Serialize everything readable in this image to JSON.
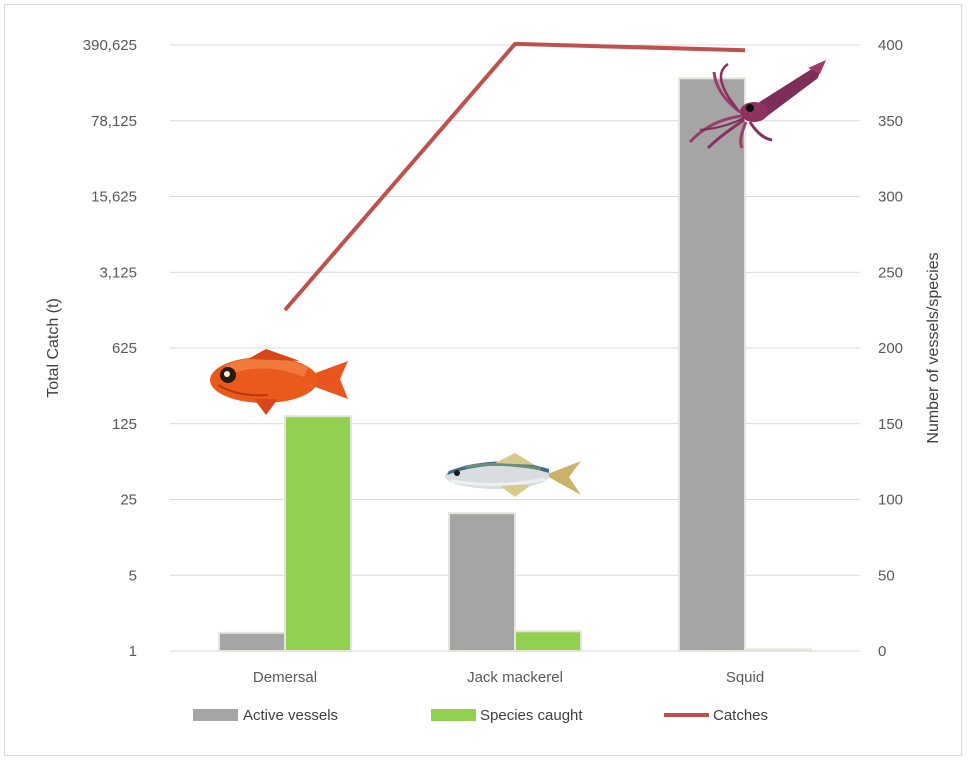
{
  "chart_data": {
    "type": "bar",
    "categories": [
      "Demersal",
      "Jack mackerel",
      "Squid"
    ],
    "series": [
      {
        "name": "Active vessels",
        "type": "bar",
        "axis": "right",
        "color": "#a5a5a5",
        "values": [
          12,
          91,
          378
        ]
      },
      {
        "name": "Species caught",
        "type": "bar",
        "axis": "right",
        "color": "#92d050",
        "values": [
          155,
          13,
          1
        ]
      },
      {
        "name": "Catches",
        "type": "line",
        "axis": "left",
        "color": "#c0504d",
        "values": [
          1400,
          400000,
          350000
        ]
      }
    ],
    "left_axis": {
      "label": "Total Catch (t)",
      "scale": "log5",
      "ticks": [
        "1",
        "5",
        "25",
        "125",
        "625",
        "3,125",
        "15,625",
        "78,125",
        "390,625"
      ],
      "tick_values": [
        1,
        5,
        25,
        125,
        625,
        3125,
        15625,
        78125,
        390625
      ],
      "ylim": [
        1,
        390625
      ]
    },
    "right_axis": {
      "label": "Number of vessels/species",
      "ticks": [
        "0",
        "50",
        "100",
        "150",
        "200",
        "250",
        "300",
        "350",
        "400"
      ],
      "tick_values": [
        0,
        50,
        100,
        150,
        200,
        250,
        300,
        350,
        400
      ],
      "ylim": [
        0,
        400
      ]
    },
    "grid": true,
    "legend_position": "bottom",
    "icons": [
      "orange-roughy-fish-icon",
      "jack-mackerel-fish-icon",
      "squid-icon"
    ]
  }
}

__What to do__: In the records above, locate each line with the word "fish". Copy all such lines.

__Expected answer__:
      "orange-roughy-fish-icon",
      "jack-mackerel-fish-icon",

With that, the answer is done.